• [PROMPT]: Copy the whole listing verbatim.

• [PROVIDED ENTRIES]:
Content starts

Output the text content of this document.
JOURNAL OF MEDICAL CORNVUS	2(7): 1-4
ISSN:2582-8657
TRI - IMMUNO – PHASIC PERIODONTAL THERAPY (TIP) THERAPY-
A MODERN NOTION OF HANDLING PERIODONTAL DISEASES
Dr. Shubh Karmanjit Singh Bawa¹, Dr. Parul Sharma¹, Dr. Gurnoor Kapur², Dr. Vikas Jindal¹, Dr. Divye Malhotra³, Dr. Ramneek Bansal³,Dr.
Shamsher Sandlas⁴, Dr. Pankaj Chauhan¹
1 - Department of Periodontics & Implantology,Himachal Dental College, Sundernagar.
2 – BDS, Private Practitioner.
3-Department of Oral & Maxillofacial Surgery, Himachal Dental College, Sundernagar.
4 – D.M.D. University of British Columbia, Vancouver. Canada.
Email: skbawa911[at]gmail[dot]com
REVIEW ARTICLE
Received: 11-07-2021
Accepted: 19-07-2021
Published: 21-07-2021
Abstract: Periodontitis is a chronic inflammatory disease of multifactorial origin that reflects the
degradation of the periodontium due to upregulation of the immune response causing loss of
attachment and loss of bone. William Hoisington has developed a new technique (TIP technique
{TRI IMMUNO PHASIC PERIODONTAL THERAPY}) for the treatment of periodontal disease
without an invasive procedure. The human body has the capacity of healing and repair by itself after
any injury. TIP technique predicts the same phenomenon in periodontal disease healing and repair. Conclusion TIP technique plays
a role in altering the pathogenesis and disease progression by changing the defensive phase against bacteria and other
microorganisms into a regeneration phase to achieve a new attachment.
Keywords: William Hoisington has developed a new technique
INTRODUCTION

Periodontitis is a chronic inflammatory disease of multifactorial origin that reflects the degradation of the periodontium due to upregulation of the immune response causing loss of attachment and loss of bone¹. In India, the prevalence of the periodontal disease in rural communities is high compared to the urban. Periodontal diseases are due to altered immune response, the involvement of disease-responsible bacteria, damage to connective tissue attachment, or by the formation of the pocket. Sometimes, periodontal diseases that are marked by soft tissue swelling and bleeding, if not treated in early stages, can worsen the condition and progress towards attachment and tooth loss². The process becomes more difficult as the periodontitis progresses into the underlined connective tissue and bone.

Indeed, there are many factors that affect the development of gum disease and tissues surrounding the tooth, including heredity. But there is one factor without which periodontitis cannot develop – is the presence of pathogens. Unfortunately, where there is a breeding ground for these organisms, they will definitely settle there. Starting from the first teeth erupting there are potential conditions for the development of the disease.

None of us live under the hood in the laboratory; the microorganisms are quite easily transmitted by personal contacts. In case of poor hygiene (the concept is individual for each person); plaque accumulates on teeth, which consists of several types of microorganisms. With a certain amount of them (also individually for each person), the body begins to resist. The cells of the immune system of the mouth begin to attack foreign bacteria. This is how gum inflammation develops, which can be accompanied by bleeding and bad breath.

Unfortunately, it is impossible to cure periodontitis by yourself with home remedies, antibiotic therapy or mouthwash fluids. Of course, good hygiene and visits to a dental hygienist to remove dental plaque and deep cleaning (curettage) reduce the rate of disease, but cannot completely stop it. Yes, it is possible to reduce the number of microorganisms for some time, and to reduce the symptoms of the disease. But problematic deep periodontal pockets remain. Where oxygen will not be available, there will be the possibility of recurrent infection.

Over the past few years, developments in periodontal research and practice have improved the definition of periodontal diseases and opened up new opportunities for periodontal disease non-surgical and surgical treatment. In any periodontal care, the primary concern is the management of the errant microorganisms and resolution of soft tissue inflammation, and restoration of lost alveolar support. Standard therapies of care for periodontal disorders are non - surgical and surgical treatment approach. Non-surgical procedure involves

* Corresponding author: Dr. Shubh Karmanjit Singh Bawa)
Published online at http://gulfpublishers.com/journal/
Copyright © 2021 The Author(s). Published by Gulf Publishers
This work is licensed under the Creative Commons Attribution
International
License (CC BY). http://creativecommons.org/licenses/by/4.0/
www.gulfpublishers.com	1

Content ends

• [WRITTEN SOLUTION]:
Output the text content of this document.
JOURNAL OF MEDICAL CORNVUS	2(7): 1-4
ISSN:2582-8657
TRI - IMMUNO – PHASIC PERIODONTAL THERAPY (TIP) THERAPY-
A MODERN NOTION OF HANDLING PERIODONTAL DISEASES
Dr. Shubh Karmanjit Singh Bawa¹, Dr. Parul Sharma¹, Dr. Gurnoor Kapur², Dr. Vikas Jindal¹, Dr. Divye Malhotra³, Dr. Ramneek Bansal³,Dr.
Shamsher Sandlas⁴, Dr. Pankaj Chauhan¹
1 - Department of Periodontics & Implantology,Himachal Dental College, Sundernagar.
2 – BDS, Private Practitioner.
3-Department of Oral & Maxillofacial Surgery, Himachal Dental College, Sundernagar.
4 – D.M.D. University of British Columbia, Vancouver. Canada.
Email: skbawa911[at]gmail[dot]com
REVIEW ARTICLE
Received: 11-07-2021
Accepted: 19-07-2021
Published: 21-07-2021
Abstract: Periodontitis is a chronic inflammatory disease of multifactorial origin that reflects the
degradation of the periodontium due to upregulation of the immune response causing loss of
attachment and loss of bone. William Hoisington has developed a new technique (TIP technique
{TRI IMMUNO PHASIC PERIODONTAL THERAPY}) for the treatment of periodontal disease
without an invasive procedure. The human body has the capacity of healing and repair by itself after
any injury. TIP technique predicts the same phenomenon in periodontal disease healing and repair. Conclusion TIP technique plays
a role in altering the pathogenesis and disease progression by changing the defensive phase against bacteria and other
microorganisms into a regeneration phase to achieve a new attachment.
Keywords: William Hoisington has developed a new technique
INTRODUCTION

Periodontitis is a chronic inflammatory disease of multifactorial origin that reflects the degradation of the periodontium due to upregulation of the immune response causing loss of attachment and loss of bone¹. In India, the prevalence of the periodontal disease in rural communities is high compared to the urban. Periodontal diseases are due to altered immune response, the involvement of disease-responsible bacteria, damage to connective tissue attachment, or by the formation of the pocket. Sometimes, periodontal diseases that are marked by soft tissue swelling and bleeding, if not treated in early stages, can worsen the condition and progress towards attachment and tooth loss². The process becomes more difficult as the periodontitis progresses into the underlined connective tissue and bone.

Indeed, there are many factors that affect the development of gum disease and tissues surrounding the tooth, including heredity. But there is one factor without which periodontitis cannot develop – is the presence of pathogens. Unfortunately, where there is a breeding ground for these organisms, they will definitely settle there. Starting from the first teeth erupting there are potential conditions for the development of the disease.

None of us live under the hood in the laboratory; the microorganisms are quite easily transmitted by personal contacts. In case of poor hygiene (the concept is individual for each person); plaque accumulates on teeth, which consists of several types of microorganisms. With a certain amount of them (also individually for each person), the body begins to resist. The cells of the immune system of the mouth begin to attack foreign bacteria. This is how gum inflammation develops, which can be accompanied by bleeding and bad breath.

Unfortunately, it is impossible to cure periodontitis by yourself with home remedies, antibiotic therapy or mouthwash fluids. Of course, good hygiene and visits to a dental hygienist to remove dental plaque and deep cleaning (curettage) reduce the rate of disease, but cannot completely stop it. Yes, it is possible to reduce the number of microorganisms for some time, and to reduce the symptoms of the disease. But problematic deep periodontal pockets remain. Where oxygen will not be available, there will be the possibility of recurrent infection.

Over the past few years, developments in periodontal research and practice have improved the definition of periodontal diseases and opened up new opportunities for periodontal disease non-surgical and surgical treatment. In any periodontal care, the primary concern is the management of the errant microorganisms and resolution of soft tissue inflammation, and restoration of lost alveolar support. Standard therapies of care for periodontal disorders are non - surgical and surgical treatment approach. Non-surgical procedure involves

* Corresponding author: Dr. Shubh Karmanjit Singh Bawa)
Published online at http://gulfpublishers.com/journal/
Copyright © 2021 The Author(s). Published by Gulf Publishers
This work is licensed under the Creative Commons Attribution
International
License (CC BY). http://creativecommons.org/licenses/by/4.0/
www.gulfpublishers.com	1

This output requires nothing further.